◆ Directions for this task ◆
Retype each record shown below, leaving every character as it is.

Dataset rows
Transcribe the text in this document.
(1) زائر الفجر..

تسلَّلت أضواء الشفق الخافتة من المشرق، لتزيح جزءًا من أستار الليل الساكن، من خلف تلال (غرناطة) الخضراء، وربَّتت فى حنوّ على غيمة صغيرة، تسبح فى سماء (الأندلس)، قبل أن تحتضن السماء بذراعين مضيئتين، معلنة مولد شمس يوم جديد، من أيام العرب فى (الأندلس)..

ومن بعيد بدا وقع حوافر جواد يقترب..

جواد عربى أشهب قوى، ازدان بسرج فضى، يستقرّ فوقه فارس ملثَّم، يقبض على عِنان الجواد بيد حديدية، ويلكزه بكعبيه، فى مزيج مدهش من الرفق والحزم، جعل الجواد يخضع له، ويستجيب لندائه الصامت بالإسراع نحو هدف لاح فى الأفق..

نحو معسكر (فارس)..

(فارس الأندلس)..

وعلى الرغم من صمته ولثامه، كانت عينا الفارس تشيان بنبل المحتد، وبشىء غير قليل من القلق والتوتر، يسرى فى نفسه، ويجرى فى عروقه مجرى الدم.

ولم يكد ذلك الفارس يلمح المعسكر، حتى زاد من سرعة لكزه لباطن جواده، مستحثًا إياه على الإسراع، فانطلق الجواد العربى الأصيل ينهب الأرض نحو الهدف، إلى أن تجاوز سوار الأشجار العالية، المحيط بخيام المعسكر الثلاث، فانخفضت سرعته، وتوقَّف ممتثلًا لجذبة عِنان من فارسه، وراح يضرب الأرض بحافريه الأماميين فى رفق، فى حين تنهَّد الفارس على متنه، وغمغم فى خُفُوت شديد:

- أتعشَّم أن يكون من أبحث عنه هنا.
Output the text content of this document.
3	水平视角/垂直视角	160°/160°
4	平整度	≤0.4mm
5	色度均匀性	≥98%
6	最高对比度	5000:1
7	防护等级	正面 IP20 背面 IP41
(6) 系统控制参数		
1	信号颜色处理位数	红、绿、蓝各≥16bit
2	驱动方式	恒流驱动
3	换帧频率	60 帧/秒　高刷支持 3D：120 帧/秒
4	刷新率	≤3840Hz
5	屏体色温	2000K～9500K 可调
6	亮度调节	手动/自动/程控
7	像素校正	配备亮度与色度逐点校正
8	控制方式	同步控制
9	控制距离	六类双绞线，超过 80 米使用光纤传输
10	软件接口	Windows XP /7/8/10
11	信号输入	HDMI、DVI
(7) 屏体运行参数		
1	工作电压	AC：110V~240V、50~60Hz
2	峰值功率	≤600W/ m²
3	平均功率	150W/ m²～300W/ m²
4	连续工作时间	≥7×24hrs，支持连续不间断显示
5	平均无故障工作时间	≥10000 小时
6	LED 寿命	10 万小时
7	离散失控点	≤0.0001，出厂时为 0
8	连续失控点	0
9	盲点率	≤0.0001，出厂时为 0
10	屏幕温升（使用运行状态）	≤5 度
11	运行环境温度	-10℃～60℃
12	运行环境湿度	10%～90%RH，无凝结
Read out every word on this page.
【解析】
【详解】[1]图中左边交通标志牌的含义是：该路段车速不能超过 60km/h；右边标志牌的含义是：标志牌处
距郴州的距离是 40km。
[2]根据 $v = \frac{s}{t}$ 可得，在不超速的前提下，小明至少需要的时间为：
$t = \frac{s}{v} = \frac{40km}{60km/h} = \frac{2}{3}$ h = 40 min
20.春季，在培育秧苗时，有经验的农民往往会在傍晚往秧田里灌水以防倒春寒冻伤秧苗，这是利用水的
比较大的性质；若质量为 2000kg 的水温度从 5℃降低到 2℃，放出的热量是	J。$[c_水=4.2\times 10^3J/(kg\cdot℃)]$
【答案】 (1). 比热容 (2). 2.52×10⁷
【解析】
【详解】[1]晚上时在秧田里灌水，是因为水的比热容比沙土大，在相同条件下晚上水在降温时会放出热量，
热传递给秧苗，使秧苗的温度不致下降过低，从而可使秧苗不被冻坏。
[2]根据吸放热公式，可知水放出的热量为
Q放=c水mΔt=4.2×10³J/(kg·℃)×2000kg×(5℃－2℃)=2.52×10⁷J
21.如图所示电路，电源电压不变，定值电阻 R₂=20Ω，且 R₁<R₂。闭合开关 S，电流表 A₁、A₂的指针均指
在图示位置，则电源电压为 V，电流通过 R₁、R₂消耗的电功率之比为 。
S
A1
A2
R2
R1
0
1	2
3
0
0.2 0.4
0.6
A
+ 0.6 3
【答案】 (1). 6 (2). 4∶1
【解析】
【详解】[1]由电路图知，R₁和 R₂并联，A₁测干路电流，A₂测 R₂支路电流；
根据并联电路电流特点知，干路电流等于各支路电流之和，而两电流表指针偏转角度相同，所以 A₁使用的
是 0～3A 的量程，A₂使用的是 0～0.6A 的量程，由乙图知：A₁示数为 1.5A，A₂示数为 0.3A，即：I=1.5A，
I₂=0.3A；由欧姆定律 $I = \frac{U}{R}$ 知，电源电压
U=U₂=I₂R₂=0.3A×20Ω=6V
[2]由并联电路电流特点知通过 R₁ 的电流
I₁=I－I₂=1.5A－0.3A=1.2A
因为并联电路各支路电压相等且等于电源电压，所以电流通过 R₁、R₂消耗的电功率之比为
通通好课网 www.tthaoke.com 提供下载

◆ Result of the task ◆
Transcribe the text in this document.
(1) زائر الفجر..

تسلَّلت أضواء الشفق الخافتة من المشرق، لتزيح جزءًا من أستار الليل الساكن، من خلف تلال (غرناطة) الخضراء، وربَّتت فى حنوّ على غيمة صغيرة، تسبح فى سماء (الأندلس)، قبل أن تحتضن السماء بذراعين مضيئتين، معلنة مولد شمس يوم جديد، من أيام العرب فى (الأندلس)..

ومن بعيد بدا وقع حوافر جواد يقترب..

جواد عربى أشهب قوى، ازدان بسرج فضى، يستقرّ فوقه فارس ملثَّم، يقبض على عِنان الجواد بيد حديدية، ويلكزه بكعبيه، فى مزيج مدهش من الرفق والحزم، جعل الجواد يخضع له، ويستجيب لندائه الصامت بالإسراع نحو هدف لاح فى الأفق..

نحو معسكر (فارس)..

(فارس الأندلس)..

وعلى الرغم من صمته ولثامه، كانت عينا الفارس تشيان بنبل المحتد، وبشىء غير قليل من القلق والتوتر، يسرى فى نفسه، ويجرى فى عروقه مجرى الدم.

ولم يكد ذلك الفارس يلمح المعسكر، حتى زاد من سرعة لكزه لباطن جواده، مستحثًا إياه على الإسراع، فانطلق الجواد العربى الأصيل ينهب الأرض نحو الهدف، إلى أن تجاوز سوار الأشجار العالية، المحيط بخيام المعسكر الثلاث، فانخفضت سرعته، وتوقَّف ممتثلًا لجذبة عِنان من فارسه، وراح يضرب الأرض بحافريه الأماميين فى رفق، فى حين تنهَّد الفارس على متنه، وغمغم فى خُفُوت شديد:

- أتعشَّم أن يكون من أبحث عنه هنا.
Output the text content of this document.
3	水平视角/垂直视角	160°/160°
4	平整度	≤0.4mm
5	色度均匀性	≥98%
6	最高对比度	5000:1
7	防护等级	正面 IP20 背面 IP41
(6) 系统控制参数		
1	信号颜色处理位数	红、绿、蓝各≥16bit
2	驱动方式	恒流驱动
3	换帧频率	60 帧/秒　高刷支持 3D：120 帧/秒
4	刷新率	≤3840Hz
5	屏体色温	2000K～9500K 可调
6	亮度调节	手动/自动/程控
7	像素校正	配备亮度与色度逐点校正
8	控制方式	同步控制
9	控制距离	六类双绞线，超过 80 米使用光纤传输
10	软件接口	Windows XP /7/8/10
11	信号输入	HDMI、DVI
(7) 屏体运行参数		
1	工作电压	AC：110V~240V、50~60Hz
2	峰值功率	≤600W/ m²
3	平均功率	150W/ m²～300W/ m²
4	连续工作时间	≥7×24hrs，支持连续不间断显示
5	平均无故障工作时间	≥10000 小时
6	LED 寿命	10 万小时
7	离散失控点	≤0.0001，出厂时为 0
8	连续失控点	0
9	盲点率	≤0.0001，出厂时为 0
10	屏幕温升（使用运行状态）	≤5 度
11	运行环境温度	-10℃～60℃
12	运行环境湿度	10%～90%RH，无凝结
Read out every word on this page.
【解析】
【详解】[1]图中左边交通标志牌的含义是：该路段车速不能超过 60km/h；右边标志牌的含义是：标志牌处
距郴州的距离是 40km。
[2]根据 $v = \frac{s}{t}$ 可得，在不超速的前提下，小明至少需要的时间为：
$t = \frac{s}{v} = \frac{40km}{60km/h} = \frac{2}{3}$ h = 40 min
20.春季，在培育秧苗时，有经验的农民往往会在傍晚往秧田里灌水以防倒春寒冻伤秧苗，这是利用水的
比较大的性质；若质量为 2000kg 的水温度从 5℃降低到 2℃，放出的热量是	J。$[c_水=4.2\times 10^3J/(kg\cdot℃)]$
【答案】 (1). 比热容 (2). 2.52×10⁷
【解析】
【详解】[1]晚上时在秧田里灌水，是因为水的比热容比沙土大，在相同条件下晚上水在降温时会放出热量，
热传递给秧苗，使秧苗的温度不致下降过低，从而可使秧苗不被冻坏。
[2]根据吸放热公式，可知水放出的热量为
Q放=c水mΔt=4.2×10³J/(kg·℃)×2000kg×(5℃－2℃)=2.52×10⁷J
21.如图所示电路，电源电压不变，定值电阻 R₂=20Ω，且 R₁<R₂。闭合开关 S，电流表 A₁、A₂的指针均指
在图示位置，则电源电压为 V，电流通过 R₁、R₂消耗的电功率之比为 。
S
A1
A2
R2
R1
0
1	2
3
0
0.2 0.4
0.6
A
+ 0.6 3
【答案】 (1). 6 (2). 4∶1
【解析】
【详解】[1]由电路图知，R₁和 R₂并联，A₁测干路电流，A₂测 R₂支路电流；
根据并联电路电流特点知，干路电流等于各支路电流之和，而两电流表指针偏转角度相同，所以 A₁使用的
是 0～3A 的量程，A₂使用的是 0～0.6A 的量程，由乙图知：A₁示数为 1.5A，A₂示数为 0.3A，即：I=1.5A，
I₂=0.3A；由欧姆定律 $I = \frac{U}{R}$ 知，电源电压
U=U₂=I₂R₂=0.3A×20Ω=6V
[2]由并联电路电流特点知通过 R₁ 的电流
I₁=I－I₂=1.5A－0.3A=1.2A
因为并联电路各支路电压相等且等于电源电压，所以电流通过 R₁、R₂消耗的电功率之比为
通通好课网 www.tthaoke.com 提供下载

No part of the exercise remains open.